Stated exercise ->
Would you output the whole listing below, exactly as it reads?

Task inputs ->
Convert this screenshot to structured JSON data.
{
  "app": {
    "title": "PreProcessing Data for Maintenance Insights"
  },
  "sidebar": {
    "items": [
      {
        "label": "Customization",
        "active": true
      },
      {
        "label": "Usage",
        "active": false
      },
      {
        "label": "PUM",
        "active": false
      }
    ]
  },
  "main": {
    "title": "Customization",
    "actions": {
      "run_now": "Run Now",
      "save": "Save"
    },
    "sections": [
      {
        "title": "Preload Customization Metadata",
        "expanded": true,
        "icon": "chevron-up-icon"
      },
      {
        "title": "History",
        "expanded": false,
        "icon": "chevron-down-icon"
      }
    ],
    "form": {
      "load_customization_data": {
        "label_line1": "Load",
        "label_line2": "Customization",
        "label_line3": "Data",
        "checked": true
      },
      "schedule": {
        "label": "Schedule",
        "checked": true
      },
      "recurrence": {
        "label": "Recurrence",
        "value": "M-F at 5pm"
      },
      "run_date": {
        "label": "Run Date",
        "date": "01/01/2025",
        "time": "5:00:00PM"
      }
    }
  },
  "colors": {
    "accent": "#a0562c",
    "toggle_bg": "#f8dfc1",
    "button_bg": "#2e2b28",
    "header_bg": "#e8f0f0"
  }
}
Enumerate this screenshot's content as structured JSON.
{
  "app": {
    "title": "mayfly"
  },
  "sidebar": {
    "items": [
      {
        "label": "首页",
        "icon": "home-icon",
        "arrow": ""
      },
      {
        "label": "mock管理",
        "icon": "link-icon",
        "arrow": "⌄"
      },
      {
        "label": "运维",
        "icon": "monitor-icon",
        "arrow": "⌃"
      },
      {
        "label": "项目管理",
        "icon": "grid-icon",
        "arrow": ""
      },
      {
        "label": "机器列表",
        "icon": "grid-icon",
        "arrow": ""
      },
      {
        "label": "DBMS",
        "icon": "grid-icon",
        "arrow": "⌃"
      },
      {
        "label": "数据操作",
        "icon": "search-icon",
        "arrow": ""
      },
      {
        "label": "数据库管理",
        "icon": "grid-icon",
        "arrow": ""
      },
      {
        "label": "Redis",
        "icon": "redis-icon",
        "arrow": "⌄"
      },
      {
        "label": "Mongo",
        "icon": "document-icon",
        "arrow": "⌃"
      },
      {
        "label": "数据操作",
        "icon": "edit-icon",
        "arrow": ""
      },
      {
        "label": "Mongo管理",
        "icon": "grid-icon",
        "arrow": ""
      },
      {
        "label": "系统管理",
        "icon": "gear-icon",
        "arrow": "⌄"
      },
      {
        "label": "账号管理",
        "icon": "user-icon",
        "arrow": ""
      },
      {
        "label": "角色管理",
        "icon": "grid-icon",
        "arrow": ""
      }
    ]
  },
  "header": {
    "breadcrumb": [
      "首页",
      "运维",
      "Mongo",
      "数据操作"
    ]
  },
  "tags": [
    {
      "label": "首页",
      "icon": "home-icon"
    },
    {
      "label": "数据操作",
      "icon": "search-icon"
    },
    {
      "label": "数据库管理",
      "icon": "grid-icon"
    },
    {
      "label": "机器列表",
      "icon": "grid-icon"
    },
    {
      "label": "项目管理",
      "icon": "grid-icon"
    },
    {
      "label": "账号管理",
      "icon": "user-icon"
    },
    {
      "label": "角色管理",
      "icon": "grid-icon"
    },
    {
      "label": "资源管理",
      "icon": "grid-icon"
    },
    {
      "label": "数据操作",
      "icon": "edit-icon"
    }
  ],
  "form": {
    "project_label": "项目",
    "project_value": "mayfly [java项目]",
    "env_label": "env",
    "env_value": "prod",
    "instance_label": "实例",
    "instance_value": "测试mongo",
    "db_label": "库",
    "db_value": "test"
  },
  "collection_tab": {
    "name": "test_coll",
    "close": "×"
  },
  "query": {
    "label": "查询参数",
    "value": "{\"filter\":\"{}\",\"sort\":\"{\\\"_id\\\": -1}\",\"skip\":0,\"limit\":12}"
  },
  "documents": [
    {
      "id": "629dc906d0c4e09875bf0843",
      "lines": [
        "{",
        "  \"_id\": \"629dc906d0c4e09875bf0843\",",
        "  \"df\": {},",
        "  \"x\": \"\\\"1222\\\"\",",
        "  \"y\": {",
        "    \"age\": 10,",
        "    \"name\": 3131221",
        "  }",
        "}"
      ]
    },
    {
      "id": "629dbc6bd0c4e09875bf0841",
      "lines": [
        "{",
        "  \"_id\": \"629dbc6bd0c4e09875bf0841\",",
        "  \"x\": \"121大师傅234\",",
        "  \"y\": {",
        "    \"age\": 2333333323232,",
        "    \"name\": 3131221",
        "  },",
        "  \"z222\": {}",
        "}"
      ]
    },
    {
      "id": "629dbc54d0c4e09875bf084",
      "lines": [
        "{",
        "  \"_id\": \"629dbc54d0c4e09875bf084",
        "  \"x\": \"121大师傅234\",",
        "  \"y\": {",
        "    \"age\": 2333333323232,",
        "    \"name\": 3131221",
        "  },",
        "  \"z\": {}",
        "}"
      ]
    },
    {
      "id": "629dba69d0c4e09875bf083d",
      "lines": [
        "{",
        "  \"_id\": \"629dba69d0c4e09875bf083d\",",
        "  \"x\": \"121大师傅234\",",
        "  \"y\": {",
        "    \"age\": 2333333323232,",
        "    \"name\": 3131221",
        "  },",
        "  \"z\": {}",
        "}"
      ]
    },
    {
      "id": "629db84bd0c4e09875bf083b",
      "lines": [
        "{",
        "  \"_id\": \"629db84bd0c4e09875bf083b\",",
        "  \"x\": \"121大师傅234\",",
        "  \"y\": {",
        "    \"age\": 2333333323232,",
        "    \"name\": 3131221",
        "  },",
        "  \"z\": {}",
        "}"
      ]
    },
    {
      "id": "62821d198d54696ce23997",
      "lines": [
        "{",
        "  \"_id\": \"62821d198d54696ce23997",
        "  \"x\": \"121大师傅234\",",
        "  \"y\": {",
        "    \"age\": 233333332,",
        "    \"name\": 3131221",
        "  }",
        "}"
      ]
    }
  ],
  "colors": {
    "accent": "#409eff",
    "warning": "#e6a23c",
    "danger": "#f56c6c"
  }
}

Output of the exercise ->
Convert this screenshot to structured JSON data.
{
  "app": {
    "title": "PreProcessing Data for Maintenance Insights"
  },
  "sidebar": {
    "items": [
      {
        "label": "Customization",
        "active": true
      },
      {
        "label": "Usage",
        "active": false
      },
      {
        "label": "PUM",
        "active": false
      }
    ]
  },
  "main": {
    "title": "Customization",
    "actions": {
      "run_now": "Run Now",
      "save": "Save"
    },
    "sections": [
      {
        "title": "Preload Customization Metadata",
        "expanded": true,
        "icon": "chevron-up-icon"
      },
      {
        "title": "History",
        "expanded": false,
        "icon": "chevron-down-icon"
      }
    ],
    "form": {
      "load_customization_data": {
        "label_line1": "Load",
        "label_line2": "Customization",
        "label_line3": "Data",
        "checked": true
      },
      "schedule": {
        "label": "Schedule",
        "checked": true
      },
      "recurrence": {
        "label": "Recurrence",
        "value": "M-F at 5pm"
      },
      "run_date": {
        "label": "Run Date",
        "date": "01/01/2025",
        "time": "5:00:00PM"
      }
    }
  },
  "colors": {
    "accent": "#a0562c",
    "toggle_bg": "#f8dfc1",
    "button_bg": "#2e2b28",
    "header_bg": "#e8f0f0"
  }
}
Enumerate this screenshot's content as structured JSON.
{
  "app": {
    "title": "mayfly"
  },
  "sidebar": {
    "items": [
      {
        "label": "首页",
        "icon": "home-icon",
        "arrow": ""
      },
      {
        "label": "mock管理",
        "icon": "link-icon",
        "arrow": "⌄"
      },
      {
        "label": "运维",
        "icon": "monitor-icon",
        "arrow": "⌃"
      },
      {
        "label": "项目管理",
        "icon": "grid-icon",
        "arrow": ""
      },
      {
        "label": "机器列表",
        "icon": "grid-icon",
        "arrow": ""
      },
      {
        "label": "DBMS",
        "icon": "grid-icon",
        "arrow": "⌃"
      },
      {
        "label": "数据操作",
        "icon": "search-icon",
        "arrow": ""
      },
      {
        "label": "数据库管理",
        "icon": "grid-icon",
        "arrow": ""
      },
      {
        "label": "Redis",
        "icon": "redis-icon",
        "arrow": "⌄"
      },
      {
        "label": "Mongo",
        "icon": "document-icon",
        "arrow": "⌃"
      },
      {
        "label": "数据操作",
        "icon": "edit-icon",
        "arrow": ""
      },
      {
        "label": "Mongo管理",
        "icon": "grid-icon",
        "arrow": ""
      },
      {
        "label": "系统管理",
        "icon": "gear-icon",
        "arrow": "⌄"
      },
      {
        "label": "账号管理",
        "icon": "user-icon",
        "arrow": ""
      },
      {
        "label": "角色管理",
        "icon": "grid-icon",
        "arrow": ""
      }
    ]
  },
  "header": {
    "breadcrumb": [
      "首页",
      "运维",
      "Mongo",
      "数据操作"
    ]
  },
  "tags": [
    {
      "label": "首页",
      "icon": "home-icon"
    },
    {
      "label": "数据操作",
      "icon": "search-icon"
    },
    {
      "label": "数据库管理",
      "icon": "grid-icon"
    },
    {
      "label": "机器列表",
      "icon": "grid-icon"
    },
    {
      "label": "项目管理",
      "icon": "grid-icon"
    },
    {
      "label": "账号管理",
      "icon": "user-icon"
    },
    {
      "label": "角色管理",
      "icon": "grid-icon"
    },
    {
      "label": "资源管理",
      "icon": "grid-icon"
    },
    {
      "label": "数据操作",
      "icon": "edit-icon"
    }
  ],
  "form": {
    "project_label": "项目",
    "project_value": "mayfly [java项目]",
    "env_label": "env",
    "env_value": "prod",
    "instance_label": "实例",
    "instance_value": "测试mongo",
    "db_label": "库",
    "db_value": "test"
  },
  "collection_tab": {
    "name": "test_coll",
    "close": "×"
  },
  "query": {
    "label": "查询参数",
    "value": "{\"filter\":\"{}\",\"sort\":\"{\\\"_id\\\": -1}\",\"skip\":0,\"limit\":12}"
  },
  "documents": [
    {
      "id": "629dc906d0c4e09875bf0843",
      "lines": [
        "{",
        "  \"_id\": \"629dc906d0c4e09875bf0843\",",
        "  \"df\": {},",
        "  \"x\": \"\\\"1222\\\"\",",
        "  \"y\": {",
        "    \"age\": 10,",
        "    \"name\": 3131221",
        "  }",
        "}"
      ]
    },
    {
      "id": "629dbc6bd0c4e09875bf0841",
      "lines": [
        "{",
        "  \"_id\": \"629dbc6bd0c4e09875bf0841\",",
        "  \"x\": \"121大师傅234\",",
        "  \"y\": {",
        "    \"age\": 2333333323232,",
        "    \"name\": 3131221",
        "  },",
        "  \"z222\": {}",
        "}"
      ]
    },
    {
      "id": "629dbc54d0c4e09875bf084",
      "lines": [
        "{",
        "  \"_id\": \"629dbc54d0c4e09875bf084",
        "  \"x\": \"121大师傅234\",",
        "  \"y\": {",
        "    \"age\": 2333333323232,",
        "    \"name\": 3131221",
        "  },",
        "  \"z\": {}",
        "}"
      ]
    },
    {
      "id": "629dba69d0c4e09875bf083d",
      "lines": [
        "{",
        "  \"_id\": \"629dba69d0c4e09875bf083d\",",
        "  \"x\": \"121大师傅234\",",
        "  \"y\": {",
        "    \"age\": 2333333323232,",
        "    \"name\": 3131221",
        "  },",
        "  \"z\": {}",
        "}"
      ]
    },
    {
      "id": "629db84bd0c4e09875bf083b",
      "lines": [
        "{",
        "  \"_id\": \"629db84bd0c4e09875bf083b\",",
        "  \"x\": \"121大师傅234\",",
        "  \"y\": {",
        "    \"age\": 2333333323232,",
        "    \"name\": 3131221",
        "  },",
        "  \"z\": {}",
        "}"
      ]
    },
    {
      "id": "62821d198d54696ce23997",
      "lines": [
        "{",
        "  \"_id\": \"62821d198d54696ce23997",
        "  \"x\": \"121大师傅234\",",
        "  \"y\": {",
        "    \"age\": 233333332,",
        "    \"name\": 3131221",
        "  }",
        "}"
      ]
    }
  ],
  "colors": {
    "accent": "#409eff",
    "warning": "#e6a23c",
    "danger": "#f56c6c"
  }
}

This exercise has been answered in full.